# START OF Information given

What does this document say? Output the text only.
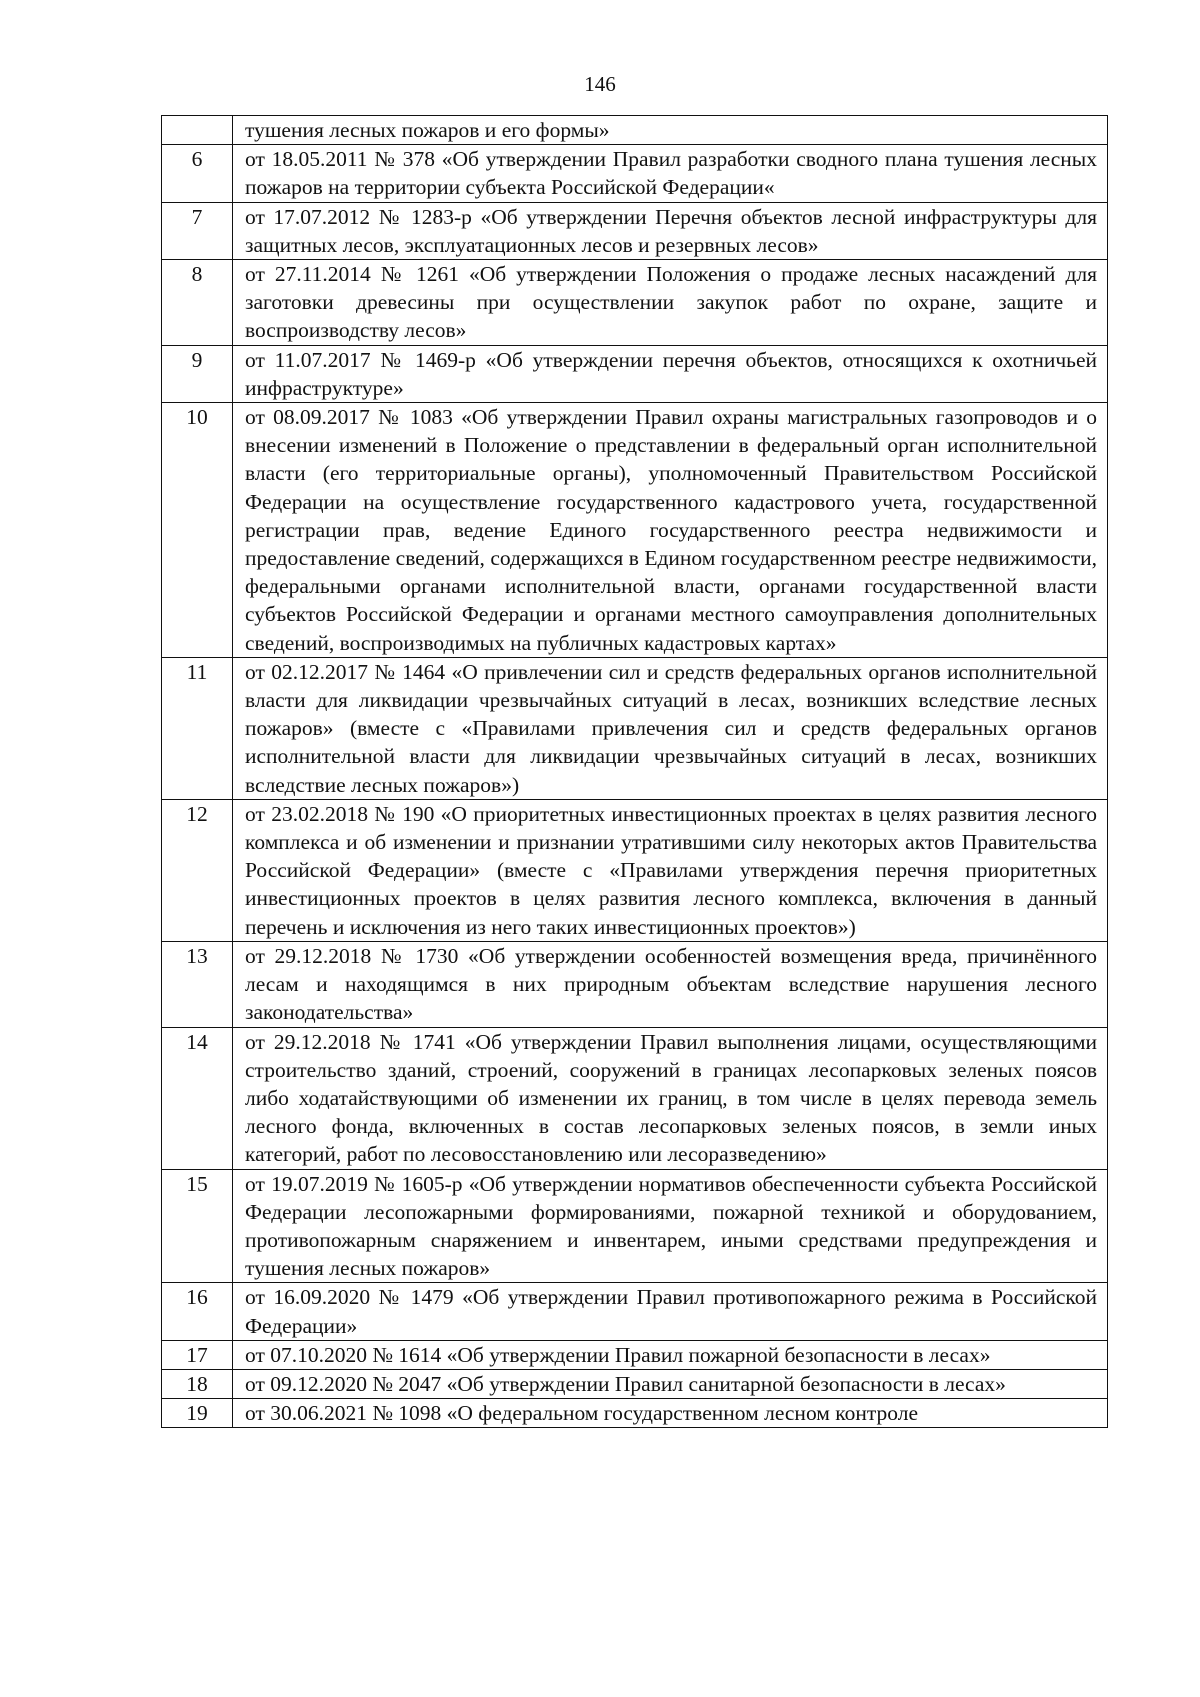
146
	тушения лесных пожаров и его формы»
6	от 18.05.2011 № 378 «Об утверждении Правил разработки сводного плана тушения лесных пожаров на территории субъекта Российской Федерации«
7	от 17.07.2012 № 1283-р «Об утверждении Перечня объектов лесной инфраструктуры для защитных лесов, эксплуатационных лесов и резервных лесов»
8	от 27.11.2014 № 1261 «Об утверждении Положения о продаже лесных насаждений для заготовки древесины при осуществлении закупок работ по охране, защите и воспроизводству лесов»
9	от 11.07.2017 № 1469-р «Об утверждении перечня объектов, относящихся к охотничьей инфраструктуре»
10	от 08.09.2017 № 1083 «Об утверждении Правил охраны магистральных газопроводов и о внесении изменений в Положение о представлении в федеральный орган исполнительной власти (его территориальные органы), уполномоченный Правительством Российской Федерации на осуществление государственного кадастрового учета, государственной регистрации прав, ведение Единого государственного реестра недвижимости и предоставление сведений, содержащихся в Едином государственном реестре недвижимости, федеральными органами исполнительной власти, органами государственной власти субъектов Российской Федерации и органами местного самоуправления дополнительных сведений, воспроизводимых на публичных кадастровых картах»
11	от 02.12.2017 № 1464 «О привлечении сил и средств федеральных органов исполнительной власти для ликвидации чрезвычайных ситуаций в лесах, возникших вследствие лесных пожаров» (вместе с «Правилами привлечения сил и средств федеральных органов исполнительной власти для ликвидации чрезвычайных ситуаций в лесах, возникших вследствие лесных пожаров»)
12	от 23.02.2018 № 190 «О приоритетных инвестиционных проектах в целях развития лесного комплекса и об изменении и признании утратившими силу некоторых актов Правительства Российской Федерации» (вместе с «Правилами утверждения перечня приоритетных инвестиционных проектов в целях развития лесного комплекса, включения в данный перечень и исключения из него таких инвестиционных проектов»)
13	от 29.12.2018 № 1730 «Об утверждении особенностей возмещения вреда, причинённого лесам и находящимся в них природным объектам вследствие нарушения лесного законодательства»
14	от 29.12.2018 № 1741 «Об утверждении Правил выполнения лицами, осуществляющими строительство зданий, строений, сооружений в границах лесопарковых зеленых поясов либо ходатайствующими об изменении их границ, в том числе в целях перевода земель лесного фонда, включенных в состав лесопарковых зеленых поясов, в земли иных категорий, работ по лесовосстановлению или лесоразведению»
15	от 19.07.2019 № 1605-р «Об утверждении нормативов обеспеченности субъекта Российской Федерации лесопожарными формированиями, пожарной техникой и оборудованием, противопожарным снаряжением и инвентарем, иными средствами предупреждения и тушения лесных пожаров»
16	от 16.09.2020 № 1479 «Об утверждении Правил противопожарного режима в Российской Федерации»
17	от 07.10.2020 № 1614 «Об утверждении Правил пожарной безопасности в лесах»
18	от 09.12.2020 № 2047 «Об утверждении Правил санитарной безопасности в лесах»
19	от 30.06.2021 № 1098 «О федеральном государственном лесном контроле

# END OF Information given

- **Task statement**
Extract all lines from the data in which "безопасности" is found.

- **Output for this task**
17	от 07.10.2020 № 1614 «Об утверждении Правил пожарной безопасности в лесах»
18	от 09.12.2020 № 2047 «Об утверждении Правил санитарной безопасности в лесах»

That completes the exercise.